§ Task
Output only the count of lines that contain "říká".

§ Available data
• • • • •

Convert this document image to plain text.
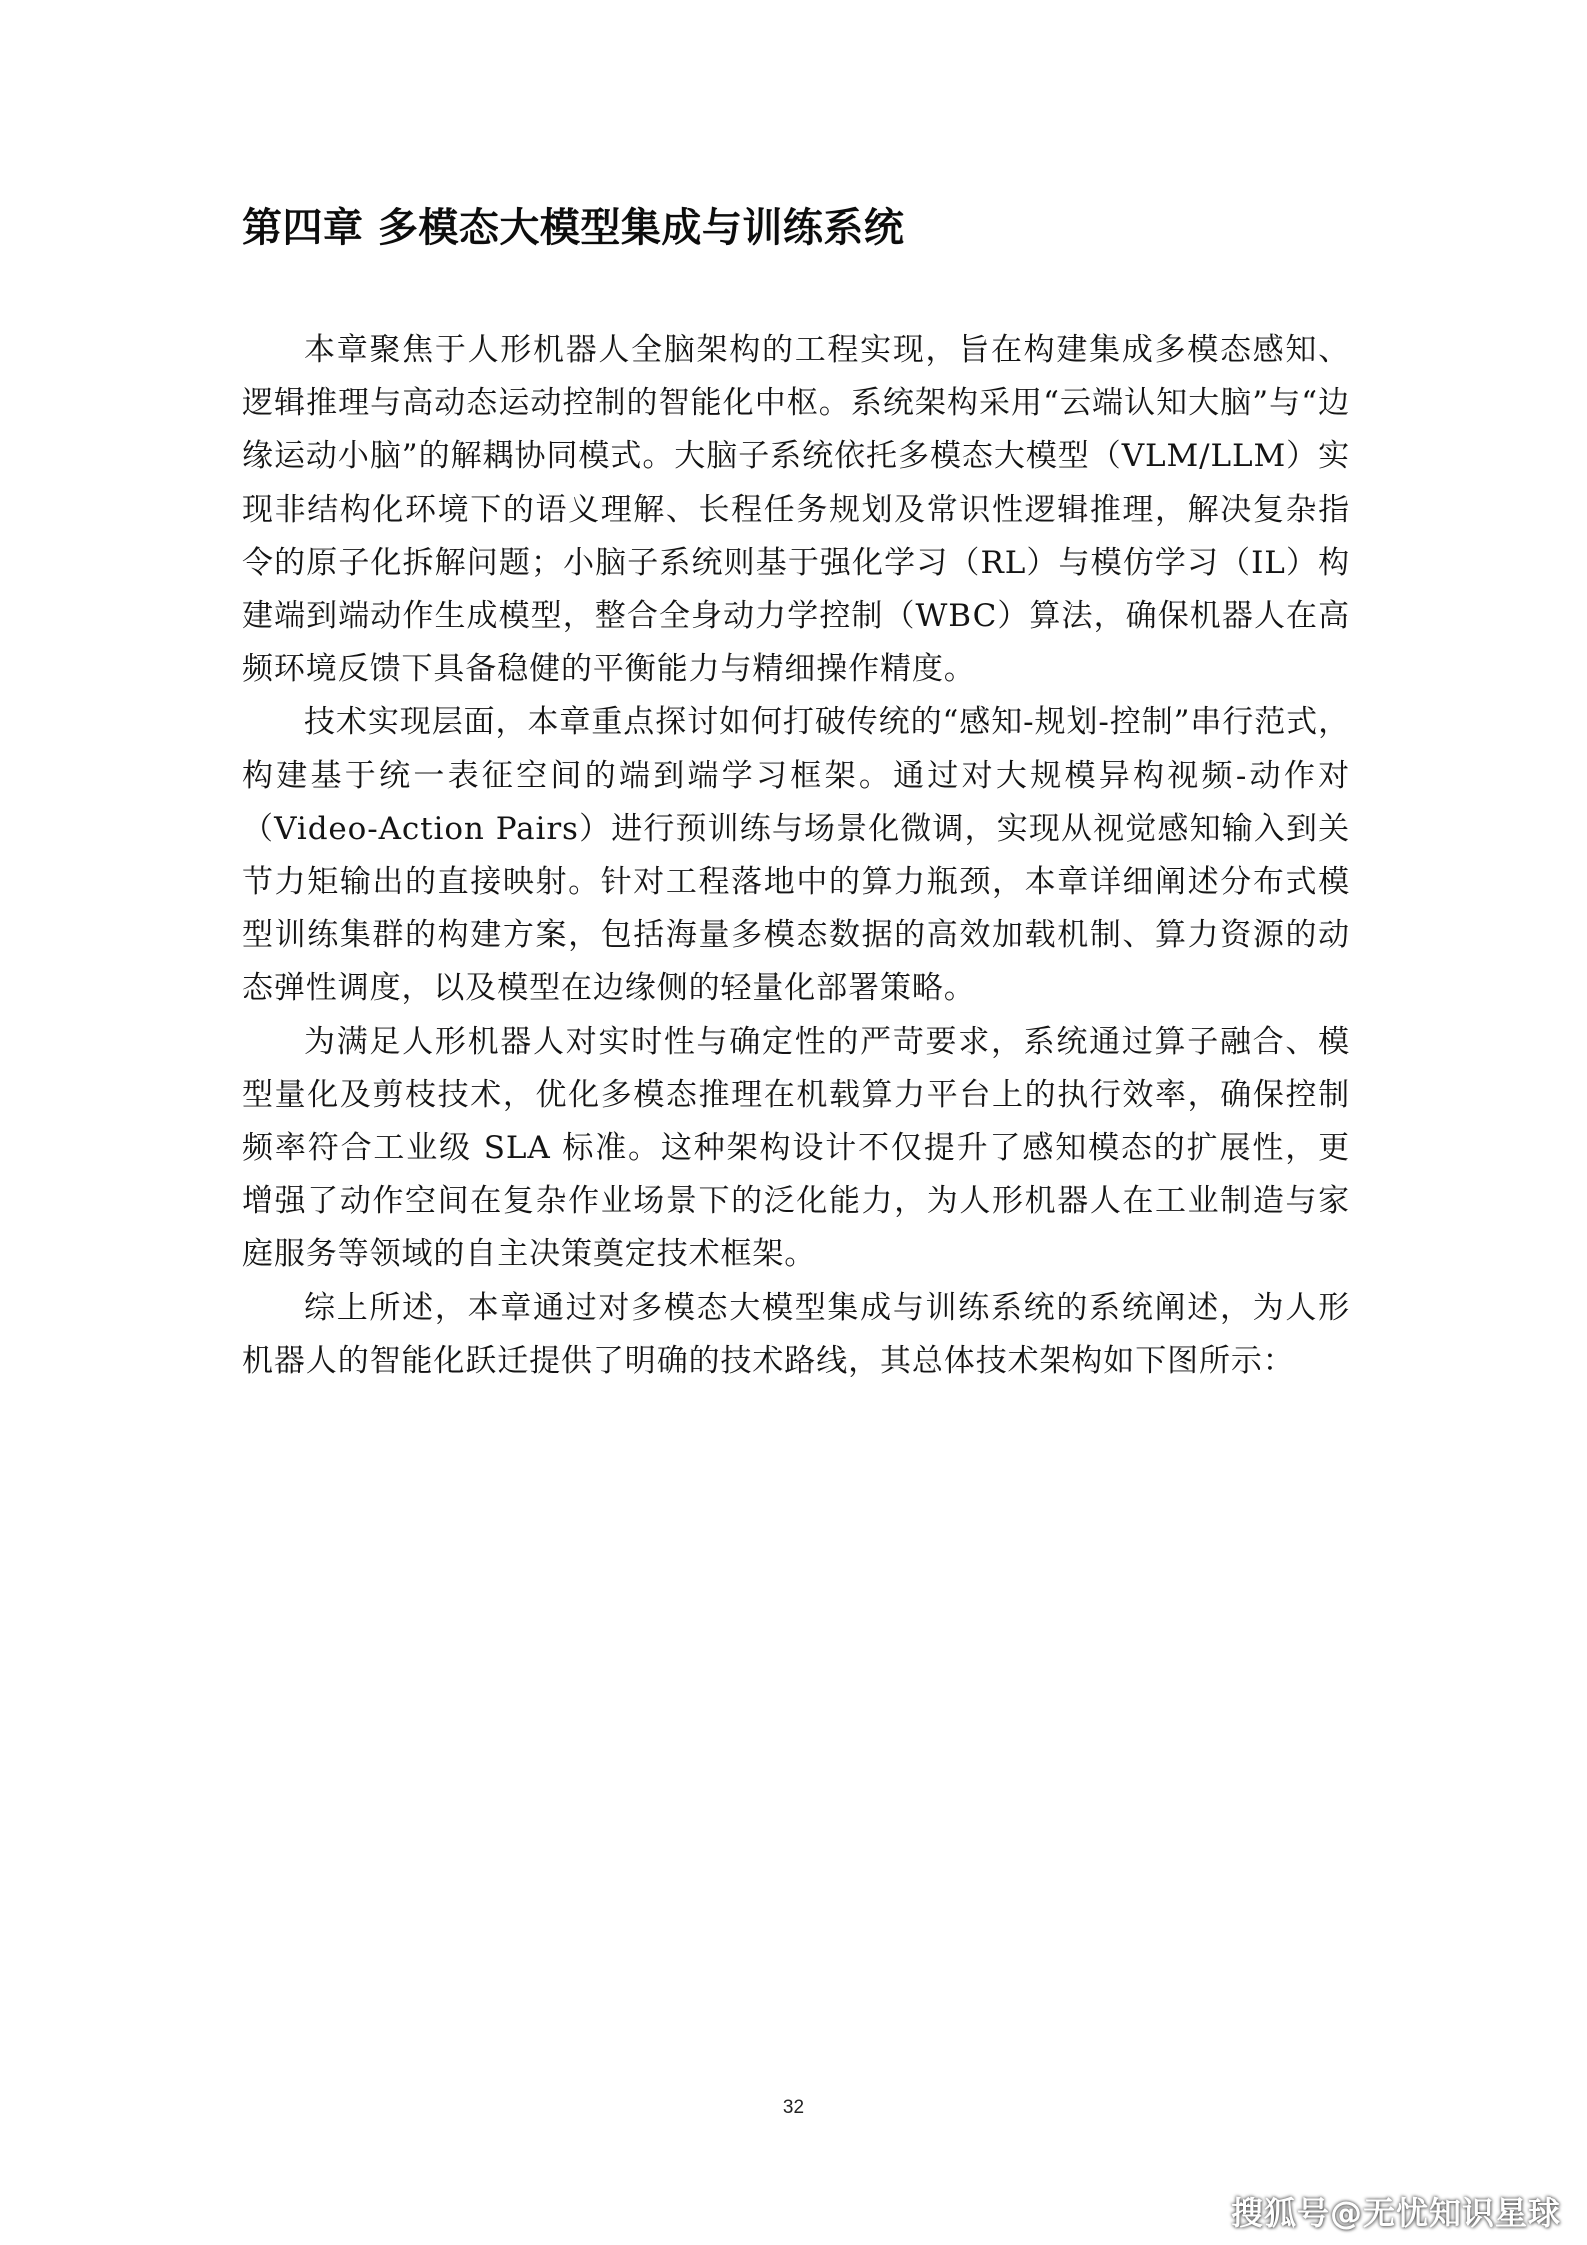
第四章 多模态大模型集成与训练系统

本章聚焦于人形机器人全脑架构的工程实现，旨在构建集成多模态感知、逻辑推理与高动态运动控制的智能化中枢。系统架构采用“云端认知大脑”与“边缘运动小脑”的解耦协同模式。大脑子系统依托多模态大模型（VLM/LLM）实现非结构化环境下的语义理解、长程任务规划及常识性逻辑推理，解决复杂指令的原子化拆解问题；小脑子系统则基于强化学习（RL）与模仿学习（IL）构建端到端动作生成模型，整合全身动力学控制（WBC）算法，确保机器人在高频环境反馈下具备稳健的平衡能力与精细操作精度。

技术实现层面，本章重点探讨如何打破传统的“感知-规划-控制”串行范式，构建基于统一表征空间的端到端学习框架。通过对大规模异构视频-动作对（Video-Action Pairs）进行预训练与场景化微调，实现从视觉感知输入到关节力矩输出的直接映射。针对工程落地中的算力瓶颈，本章详细阐述分布式模型训练集群的构建方案，包括海量多模态数据的高效加载机制、算力资源的动态弹性调度，以及模型在边缘侧的轻量化部署策略。

为满足人形机器人对实时性与确定性的严苛要求，系统通过算子融合、模型量化及剪枝技术，优化多模态推理在机载算力平台上的执行效率，确保控制频率符合工业级 SLA 标准。这种架构设计不仅提升了感知模态的扩展性，更增强了动作空间在复杂作业场景下的泛化能力，为人形机器人在工业制造与家庭服务等领域的自主决策奠定技术框架。

综上所述，本章通过对多模态大模型集成与训练系统的系统阐述，为人形机器人的智能化跃迁提供了明确的技术路线，其总体技术架构如下图所示：

32
搜狐号@无忧知识星球
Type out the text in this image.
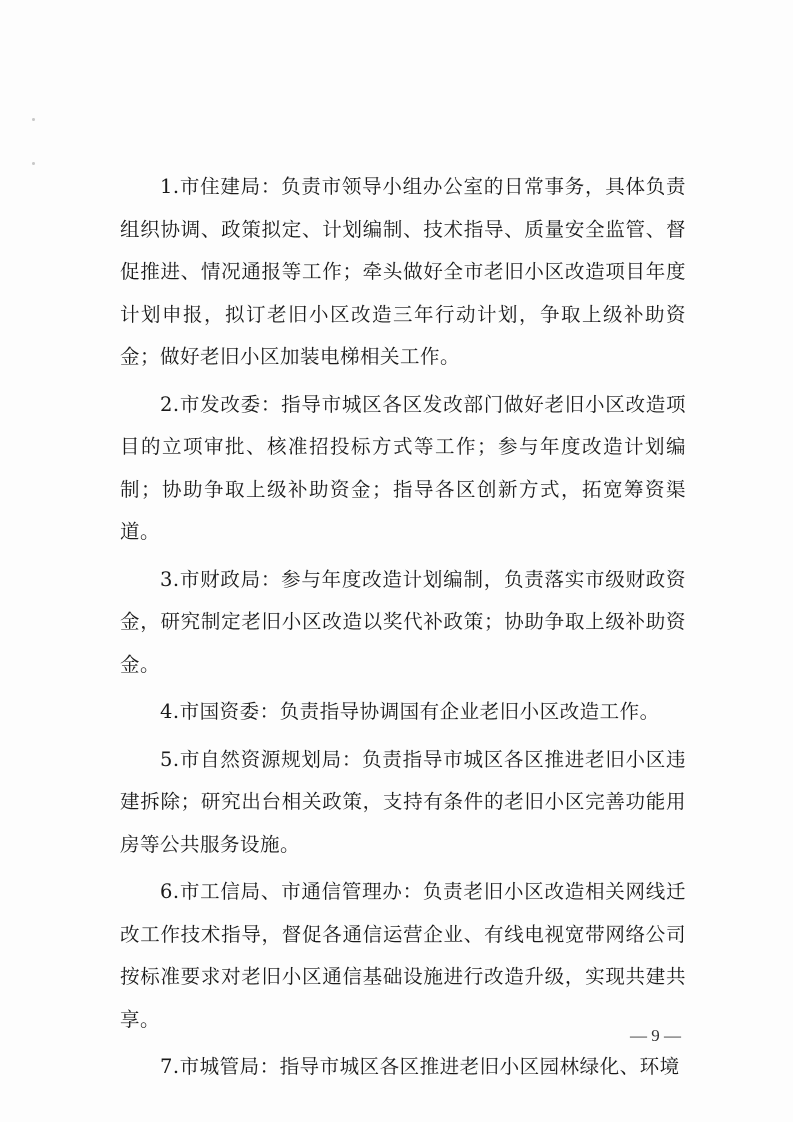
1.市住建局：负责市领导小组办公室的日常事务，具体负责组织协调、政策拟定、计划编制、技术指导、质量安全监管、督促推进、情况通报等工作；牵头做好全市老旧小区改造项目年度计划申报，拟订老旧小区改造三年行动计划，争取上级补助资金；做好老旧小区加装电梯相关工作。

2.市发改委：指导市城区各区发改部门做好老旧小区改造项目的立项审批、核准招投标方式等工作；参与年度改造计划编制；协助争取上级补助资金；指导各区创新方式，拓宽筹资渠道。

3.市财政局：参与年度改造计划编制，负责落实市级财政资金，研究制定老旧小区改造以奖代补政策；协助争取上级补助资金。

4.市国资委：负责指导协调国有企业老旧小区改造工作。

5.市自然资源规划局：负责指导市城区各区推进老旧小区违建拆除；研究出台相关政策，支持有条件的老旧小区完善功能用房等公共服务设施。

6.市工信局、市通信管理办：负责老旧小区改造相关网线迁改工作技术指导，督促各通信运营企业、有线电视宽带网络公司按标准要求对老旧小区通信基础设施进行改造升级，实现共建共享。

7.市城管局：指导市城区各区推进老旧小区园林绿化、环境

— 9 —
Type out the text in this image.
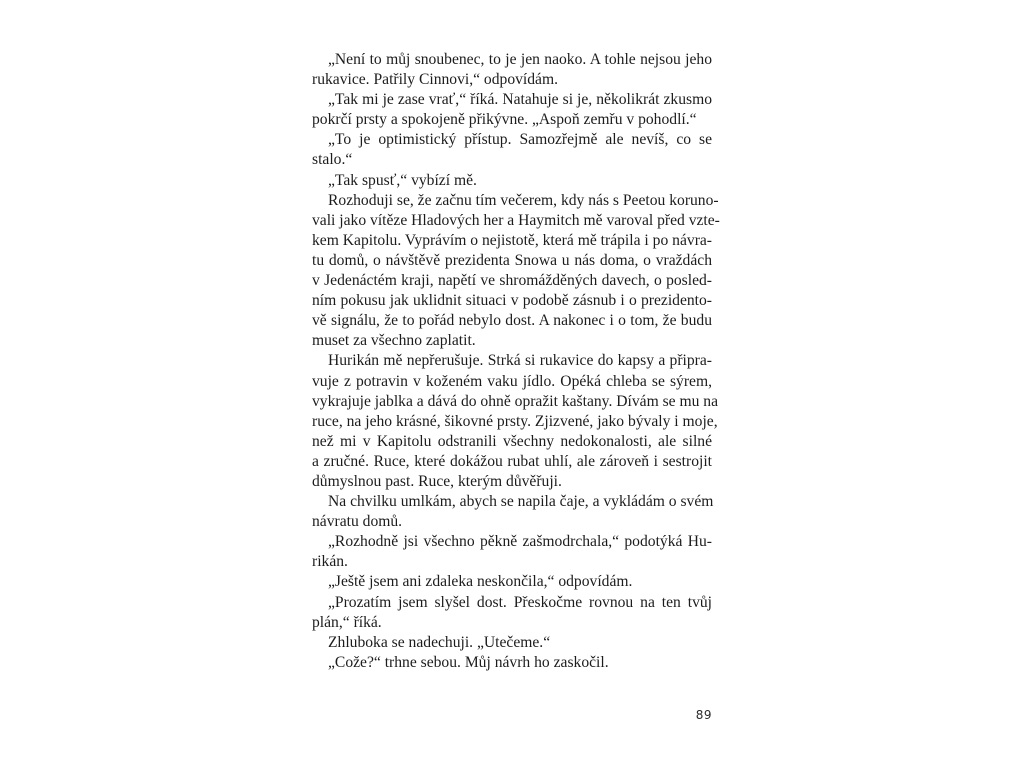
„Není to můj snoubenec, to je jen naoko. A tohle nejsou jeho
rukavice. Patřily Cinnovi,“ odpovídám.
„Tak mi je zase vrať,“ říká. Natahuje si je, několikrát zkusmo
pokrčí prsty a spokojeně přikývne. „Aspoň zemřu v pohodlí.“
„To je optimistický přístup. Samozřejmě ale nevíš, co se
stalo.“
„Tak spusť,“ vybízí mě.
Rozhoduji se, že začnu tím večerem, kdy nás s Peetou koruno-
vali jako vítěze Hladových her a Haymitch mě varoval před vzte-
kem Kapitolu. Vyprávím o nejistotě, která mě trápila i po návra-
tu domů, o návštěvě prezidenta Snowa u nás doma, o vraždách
v Jedenáctém kraji, napětí ve shromážděných davech, o posled-
ním pokusu jak uklidnit situaci v podobě zásnub i o prezidento-
vě signálu, že to pořád nebylo dost. A nakonec i o tom, že budu
muset za všechno zaplatit.
Hurikán mě nepřerušuje. Strká si rukavice do kapsy a připra-
vuje z potravin v koženém vaku jídlo. Opéká chleba se sýrem,
vykrajuje jablka a dává do ohně opražit kaštany. Dívám se mu na
ruce, na jeho krásné, šikovné prsty. Zjizvené, jako bývaly i moje,
než mi v Kapitolu odstranili všechny nedokonalosti, ale silné
a zručné. Ruce, které dokážou rubat uhlí, ale zároveň i sestrojit
důmyslnou past. Ruce, kterým důvěřuji.
Na chvilku umlkám, abych se napila čaje, a vykládám o svém
návratu domů.
„Rozhodně jsi všechno pěkně zašmodrchala,“ podotýká Hu-
rikán.
„Ještě jsem ani zdaleka neskončila,“ odpovídám.
„Prozatím jsem slyšel dost. Přeskočme rovnou na ten tvůj
plán,“ říká.
Zhluboka se nadechuji. „Utečeme.“
„Cože?“ trhne sebou. Můj návrh ho zaskočil.
89
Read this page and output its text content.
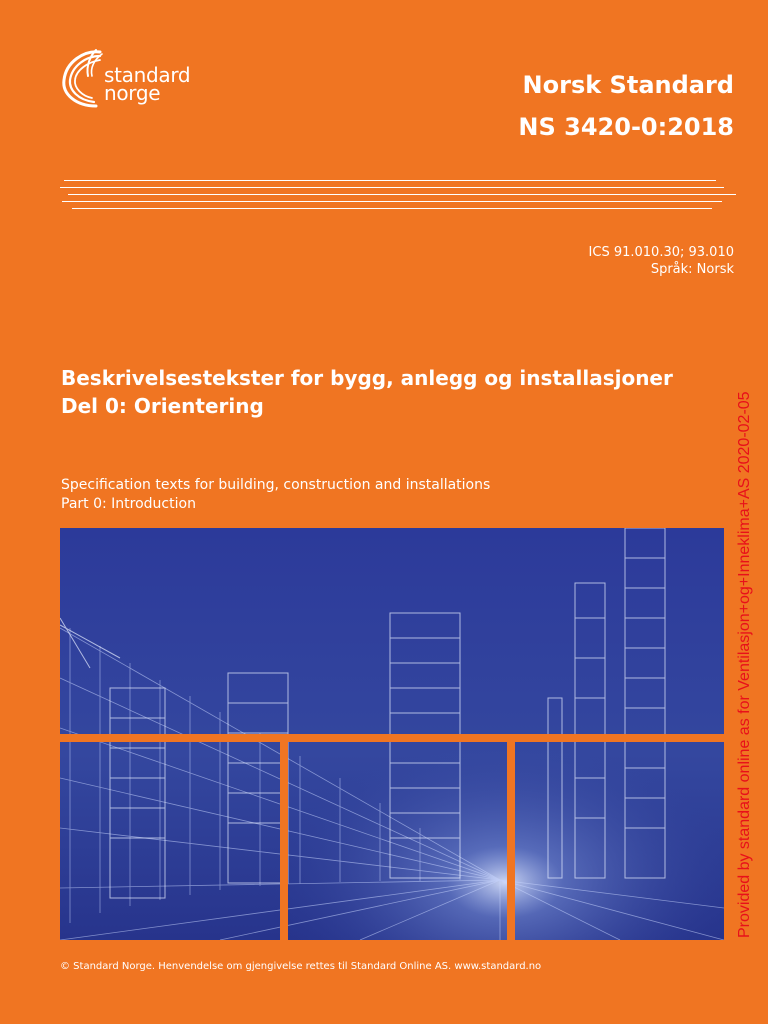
standard
norge	Norsk Standard
NS 3420-0:2018
ICS 91.010.30; 93.010
Språk: Norsk
Beskrivelsestekster for bygg, anlegg og installasjoner
Del 0: Orientering
Specification texts for building, construction and installations
Part 0: Introduction	Provided by standard online as for Ventilasjon+og+Inneklima+AS 2020-02-05
© Standard Norge. Henvendelse om gjengivelse rettes til Standard Online AS. www.standard.no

• • • • •

§ Exercise response
2